* EXTRAIT *
Dans un futur délabré, tout le monde fuit dans les jeux vidéo. L’Oasis est une plateforme planétaire de jeux vidéo où chacun peut vivre en réalité virtuelle. À la mort de son créateur, celui-ci a promis qu’il léguerait son immense fortune à celui qui ramènera un trésor caché dans les jeux, mais personne n’y est parvenu jusque là. Wade, ado accro à ce monde comme beaucoup de gens, mène son enquête avec ses amis virtuels. Mais une société cherche également à gagner le prix en utilisant des moyens déloyaux. Pendant ses parties, Wade rencontre Artémis, une mystérieuse amie.

* Données d'analyse de mise en page de documents *
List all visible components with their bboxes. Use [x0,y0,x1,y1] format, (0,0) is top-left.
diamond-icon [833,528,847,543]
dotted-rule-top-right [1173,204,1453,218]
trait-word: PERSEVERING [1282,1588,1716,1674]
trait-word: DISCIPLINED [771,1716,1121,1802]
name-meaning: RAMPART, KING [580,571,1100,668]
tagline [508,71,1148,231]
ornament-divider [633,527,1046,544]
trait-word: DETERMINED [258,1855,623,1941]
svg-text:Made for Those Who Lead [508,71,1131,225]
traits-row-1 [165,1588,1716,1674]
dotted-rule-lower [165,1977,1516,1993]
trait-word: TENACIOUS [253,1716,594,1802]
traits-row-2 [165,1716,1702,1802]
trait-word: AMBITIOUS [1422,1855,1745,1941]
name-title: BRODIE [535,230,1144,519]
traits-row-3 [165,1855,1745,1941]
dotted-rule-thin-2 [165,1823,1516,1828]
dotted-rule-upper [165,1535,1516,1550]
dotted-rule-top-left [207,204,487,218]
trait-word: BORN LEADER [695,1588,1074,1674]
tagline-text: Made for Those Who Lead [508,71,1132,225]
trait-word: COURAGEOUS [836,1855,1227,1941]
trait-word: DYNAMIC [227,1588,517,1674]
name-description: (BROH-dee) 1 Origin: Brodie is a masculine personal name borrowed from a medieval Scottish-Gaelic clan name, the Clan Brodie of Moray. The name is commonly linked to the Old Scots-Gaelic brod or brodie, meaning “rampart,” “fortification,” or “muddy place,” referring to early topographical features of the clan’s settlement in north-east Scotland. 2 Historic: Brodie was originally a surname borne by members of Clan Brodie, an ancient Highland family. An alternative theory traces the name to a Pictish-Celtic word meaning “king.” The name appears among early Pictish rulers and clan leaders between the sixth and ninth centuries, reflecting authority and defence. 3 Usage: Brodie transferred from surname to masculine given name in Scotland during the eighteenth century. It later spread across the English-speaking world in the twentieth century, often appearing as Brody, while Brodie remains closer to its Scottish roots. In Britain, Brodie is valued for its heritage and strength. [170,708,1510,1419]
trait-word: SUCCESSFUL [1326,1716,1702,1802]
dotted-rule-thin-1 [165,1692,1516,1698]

* QUESTIONS *
A: Réécrivez sous forme de liste le paragraphe de l'extrait qui commence par « Dans un futur délabré », en conservant ses faits principaux.
B: Recopiez fidèlement le passage de l'extrait commençant à « Dans un futur » et se terminant à « une mystérieuse amie. ».
C: Reprenez l'extrait sur l'Oasis et poursuivez-le à partir de sa dernière phrase.

* RÉPONSES *
A:
- Dans un futur délabré, tout le monde se réfugie dans les jeux vidéo.
- L'Oasis est une plateforme planétaire de jeux vidéo en réalité virtuelle.
- Son créateur a promis de léguer son immense fortune à celui qui ramènera un trésor caché dans les jeux ; personne n'y est encore parvenu.
- Wade, un adolescent accro à ce monde, mène l'enquête avec ses amis virtuels.
- Une société cherche elle aussi à gagner le prix par des moyens déloyaux.
- Au cours de ses parties, Wade rencontre Artémis, une mystérieuse amie.

B:
Dans un futur délabré, tout le monde fuit dans les jeux vidéo. L’Oasis est une plateforme planétaire de jeux vidéo où chacun peut vivre en réalité virtuelle. À la mort de son créateur, celui-ci a promis qu’il léguerait son immense fortune à celui qui ramènera un trésor caché dans les jeux, mais personne n’y est parvenu jusque là. Wade, ado accro à ce monde comme beaucoup de gens, mène son enquête avec ses amis virtuels. Mais une société cherche également à gagner le prix en utilisant des moyens déloyaux. Pendant ses parties, Wade rencontre Artémis, une mystérieuse amie.

C:
Steven Spielberg n’est plus à présenter. Lorsqu’il réalise un film, c’est comme une délicieuse pâtisserie. Beaucoup de crème, des couleurs pastel, c’est très sucré et on en veut encore. Ready player one joue la partition archiconnue du héros qui se lève contre une armée maléfique, avec ses amis pour seule aide. Solidarité, amour, bons sentiments et happy end, tout est ultra-prévisible. Les personnages sont des archétypes, les motivations des héros sont d’une banalité criminelle, l’histoire a déjà été racontée 100 fois... Mais ça marche. Les acteurs sont corrects sans plus, mais noyés dans des images hallucinantes de beauté. Du coup, on remarque à peine leur jeu tellement on est émerveillé. Ce film est réellement un délicieux gâteau. Le goût et les ingrédients ne sont pas nouveaux, pas forcément bons pour la santé, et pourtant on l’engloutit jusqu’à la dernière miette.
Merci donc, Steven, de nous régaler encore une fois. Réalisateur hétéroclite qui parcourt tous les registres, tes films sont en général très agréables à regarder. Surtout, ne change rien.